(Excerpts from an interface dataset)
---+---

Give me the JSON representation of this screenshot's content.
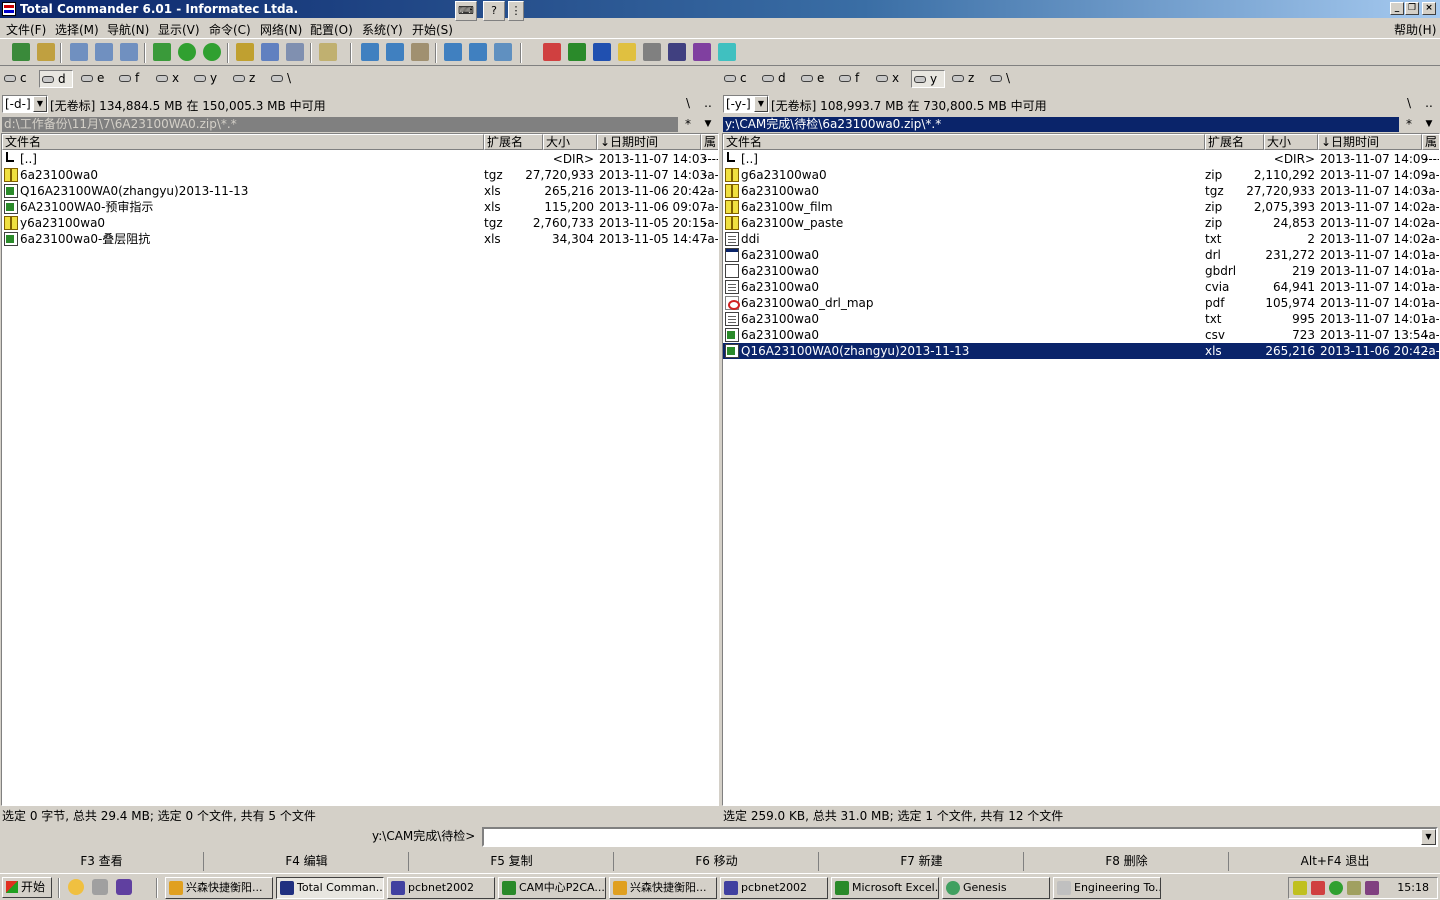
{
  "window": {
    "title": "Total Commander 6.01 - Informatec Ltda."
  },
  "menu": [
    "文件(F)",
    "选择(M)",
    "导航(N)",
    "显示(V)",
    "命令(C)",
    "网络(N)",
    "配置(O)",
    "系统(Y)",
    "开始(S)"
  ],
  "help_menu": "帮助(H)",
  "drives": [
    "c",
    "d",
    "e",
    "f",
    "x",
    "y",
    "z",
    "\\"
  ],
  "left": {
    "drive": "[-d-]",
    "free": "[无卷标]  134,884.5 MB 在 150,005.3 MB 中可用",
    "path": "d:\\工作备份\\11月\\7\\6A23100WA0.zip\\*.*",
    "columns": [
      "文件名",
      "扩展名",
      "大小",
      "↓日期时间",
      "属"
    ],
    "rows": [
      {
        "icon": "up",
        "name": "[..]",
        "ext": "",
        "size": "<DIR>",
        "date": "2013-11-07 14:03",
        "attr": "----"
      },
      {
        "icon": "arc",
        "name": "6a23100wa0",
        "ext": "tgz",
        "size": "27,720,933",
        "date": "2013-11-07 14:03",
        "attr": "-a-"
      },
      {
        "icon": "xls",
        "name": "Q16A23100WA0(zhangyu)2013-11-13",
        "ext": "xls",
        "size": "265,216",
        "date": "2013-11-06 20:42",
        "attr": "-a-"
      },
      {
        "icon": "xls",
        "name": "6A23100WA0-预审指示",
        "ext": "xls",
        "size": "115,200",
        "date": "2013-11-06 09:07",
        "attr": "-a-"
      },
      {
        "icon": "arc",
        "name": "y6a23100wa0",
        "ext": "tgz",
        "size": "2,760,733",
        "date": "2013-11-05 20:15",
        "attr": "-a-"
      },
      {
        "icon": "xls",
        "name": "6a23100wa0-叠层阻抗",
        "ext": "xls",
        "size": "34,304",
        "date": "2013-11-05 14:47",
        "attr": "-a-"
      }
    ],
    "status": "选定 0 字节, 总共 29.4 MB; 选定 0 个文件, 共有 5 个文件"
  },
  "right": {
    "drive": "[-y-]",
    "free": "[无卷标]  108,993.7 MB 在 730,800.5 MB 中可用",
    "path": "y:\\CAM完成\\待检\\6a23100wa0.zip\\*.*",
    "columns": [
      "文件名",
      "扩展名",
      "大小",
      "↓日期时间",
      "属"
    ],
    "rows": [
      {
        "icon": "up",
        "name": "[..]",
        "ext": "",
        "size": "<DIR>",
        "date": "2013-11-07 14:09",
        "attr": "----"
      },
      {
        "icon": "arc",
        "name": "g6a23100wa0",
        "ext": "zip",
        "size": "2,110,292",
        "date": "2013-11-07 14:09",
        "attr": "-a-"
      },
      {
        "icon": "arc",
        "name": "6a23100wa0",
        "ext": "tgz",
        "size": "27,720,933",
        "date": "2013-11-07 14:03",
        "attr": "-a-"
      },
      {
        "icon": "arc",
        "name": "6a23100w_film",
        "ext": "zip",
        "size": "2,075,393",
        "date": "2013-11-07 14:02",
        "attr": "-a-"
      },
      {
        "icon": "arc",
        "name": "6a23100w_paste",
        "ext": "zip",
        "size": "24,853",
        "date": "2013-11-07 14:02",
        "attr": "-a-"
      },
      {
        "icon": "txt",
        "name": "ddi",
        "ext": "txt",
        "size": "2",
        "date": "2013-11-07 14:02",
        "attr": "-a-"
      },
      {
        "icon": "exe",
        "name": "6a23100wa0",
        "ext": "drl",
        "size": "231,272",
        "date": "2013-11-07 14:01",
        "attr": "-a-"
      },
      {
        "icon": "gen",
        "name": "6a23100wa0",
        "ext": "gbdrl",
        "size": "219",
        "date": "2013-11-07 14:01",
        "attr": "-a-"
      },
      {
        "icon": "txt",
        "name": "6a23100wa0",
        "ext": "cvia",
        "size": "64,941",
        "date": "2013-11-07 14:01",
        "attr": "-a-"
      },
      {
        "icon": "pdf",
        "name": "6a23100wa0_drl_map",
        "ext": "pdf",
        "size": "105,974",
        "date": "2013-11-07 14:01",
        "attr": "-a-"
      },
      {
        "icon": "txt",
        "name": "6a23100wa0",
        "ext": "txt",
        "size": "995",
        "date": "2013-11-07 14:01",
        "attr": "-a-"
      },
      {
        "icon": "xls",
        "name": "6a23100wa0",
        "ext": "csv",
        "size": "723",
        "date": "2013-11-07 13:54",
        "attr": "-a-"
      },
      {
        "icon": "xls",
        "name": "Q16A23100WA0(zhangyu)2013-11-13",
        "ext": "xls",
        "size": "265,216",
        "date": "2013-11-06 20:42",
        "attr": "-a-",
        "selected": true
      }
    ],
    "status": "选定 259.0 KB, 总共 31.0 MB; 选定 1 个文件, 共有 12 个文件"
  },
  "cmdline": {
    "label": "y:\\CAM完成\\待检>",
    "value": ""
  },
  "fkeys": [
    "F3 查看",
    "F4 编辑",
    "F5 复制",
    "F6 移动",
    "F7 新建",
    "F8 删除",
    "Alt+F4 退出"
  ],
  "taskbar": {
    "start": "开始",
    "tasks": [
      "兴森快捷衡阳...",
      "Total Comman...",
      "pcbnet2002",
      "CAM中心P2CA...",
      "兴森快捷衡阳...",
      "pcbnet2002",
      "Microsoft Excel...",
      "Genesis",
      "Engineering To..."
    ],
    "active_index": 1,
    "clock": "15:18"
  }
}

---+---

**Try it:** From the first line to the last, repeat the data above exactly and leave the pictures out.

**Solution to this problem:**
Give me the JSON representation of this screenshot's content.
{
  "window": {
    "title": "Total Commander 6.01 - Informatec Ltda."
  },
  "menu": [
    "文件(F)",
    "选择(M)",
    "导航(N)",
    "显示(V)",
    "命令(C)",
    "网络(N)",
    "配置(O)",
    "系统(Y)",
    "开始(S)"
  ],
  "help_menu": "帮助(H)",
  "drives": [
    "c",
    "d",
    "e",
    "f",
    "x",
    "y",
    "z",
    "\\"
  ],
  "left": {
    "drive": "[-d-]",
    "free": "[无卷标]  134,884.5 MB 在 150,005.3 MB 中可用",
    "path": "d:\\工作备份\\11月\\7\\6A23100WA0.zip\\*.*",
    "columns": [
      "文件名",
      "扩展名",
      "大小",
      "↓日期时间",
      "属"
    ],
    "rows": [
      {
        "icon": "up",
        "name": "[..]",
        "ext": "",
        "size": "<DIR>",
        "date": "2013-11-07 14:03",
        "attr": "----"
      },
      {
        "icon": "arc",
        "name": "6a23100wa0",
        "ext": "tgz",
        "size": "27,720,933",
        "date": "2013-11-07 14:03",
        "attr": "-a-"
      },
      {
        "icon": "xls",
        "name": "Q16A23100WA0(zhangyu)2013-11-13",
        "ext": "xls",
        "size": "265,216",
        "date": "2013-11-06 20:42",
        "attr": "-a-"
      },
      {
        "icon": "xls",
        "name": "6A23100WA0-预审指示",
        "ext": "xls",
        "size": "115,200",
        "date": "2013-11-06 09:07",
        "attr": "-a-"
      },
      {
        "icon": "arc",
        "name": "y6a23100wa0",
        "ext": "tgz",
        "size": "2,760,733",
        "date": "2013-11-05 20:15",
        "attr": "-a-"
      },
      {
        "icon": "xls",
        "name": "6a23100wa0-叠层阻抗",
        "ext": "xls",
        "size": "34,304",
        "date": "2013-11-05 14:47",
        "attr": "-a-"
      }
    ],
    "status": "选定 0 字节, 总共 29.4 MB; 选定 0 个文件, 共有 5 个文件"
  },
  "right": {
    "drive": "[-y-]",
    "free": "[无卷标]  108,993.7 MB 在 730,800.5 MB 中可用",
    "path": "y:\\CAM完成\\待检\\6a23100wa0.zip\\*.*",
    "columns": [
      "文件名",
      "扩展名",
      "大小",
      "↓日期时间",
      "属"
    ],
    "rows": [
      {
        "icon": "up",
        "name": "[..]",
        "ext": "",
        "size": "<DIR>",
        "date": "2013-11-07 14:09",
        "attr": "----"
      },
      {
        "icon": "arc",
        "name": "g6a23100wa0",
        "ext": "zip",
        "size": "2,110,292",
        "date": "2013-11-07 14:09",
        "attr": "-a-"
      },
      {
        "icon": "arc",
        "name": "6a23100wa0",
        "ext": "tgz",
        "size": "27,720,933",
        "date": "2013-11-07 14:03",
        "attr": "-a-"
      },
      {
        "icon": "arc",
        "name": "6a23100w_film",
        "ext": "zip",
        "size": "2,075,393",
        "date": "2013-11-07 14:02",
        "attr": "-a-"
      },
      {
        "icon": "arc",
        "name": "6a23100w_paste",
        "ext": "zip",
        "size": "24,853",
        "date": "2013-11-07 14:02",
        "attr": "-a-"
      },
      {
        "icon": "txt",
        "name": "ddi",
        "ext": "txt",
        "size": "2",
        "date": "2013-11-07 14:02",
        "attr": "-a-"
      },
      {
        "icon": "exe",
        "name": "6a23100wa0",
        "ext": "drl",
        "size": "231,272",
        "date": "2013-11-07 14:01",
        "attr": "-a-"
      },
      {
        "icon": "gen",
        "name": "6a23100wa0",
        "ext": "gbdrl",
        "size": "219",
        "date": "2013-11-07 14:01",
        "attr": "-a-"
      },
      {
        "icon": "txt",
        "name": "6a23100wa0",
        "ext": "cvia",
        "size": "64,941",
        "date": "2013-11-07 14:01",
        "attr": "-a-"
      },
      {
        "icon": "pdf",
        "name": "6a23100wa0_drl_map",
        "ext": "pdf",
        "size": "105,974",
        "date": "2013-11-07 14:01",
        "attr": "-a-"
      },
      {
        "icon": "txt",
        "name": "6a23100wa0",
        "ext": "txt",
        "size": "995",
        "date": "2013-11-07 14:01",
        "attr": "-a-"
      },
      {
        "icon": "xls",
        "name": "6a23100wa0",
        "ext": "csv",
        "size": "723",
        "date": "2013-11-07 13:54",
        "attr": "-a-"
      },
      {
        "icon": "xls",
        "name": "Q16A23100WA0(zhangyu)2013-11-13",
        "ext": "xls",
        "size": "265,216",
        "date": "2013-11-06 20:42",
        "attr": "-a-",
        "selected": true
      }
    ],
    "status": "选定 259.0 KB, 总共 31.0 MB; 选定 1 个文件, 共有 12 个文件"
  },
  "cmdline": {
    "label": "y:\\CAM完成\\待检>",
    "value": ""
  },
  "fkeys": [
    "F3 查看",
    "F4 编辑",
    "F5 复制",
    "F6 移动",
    "F7 新建",
    "F8 删除",
    "Alt+F4 退出"
  ],
  "taskbar": {
    "start": "开始",
    "tasks": [
      "兴森快捷衡阳...",
      "Total Comman...",
      "pcbnet2002",
      "CAM中心P2CA...",
      "兴森快捷衡阳...",
      "pcbnet2002",
      "Microsoft Excel...",
      "Genesis",
      "Engineering To..."
    ],
    "active_index": 1,
    "clock": "15:18"
  }
}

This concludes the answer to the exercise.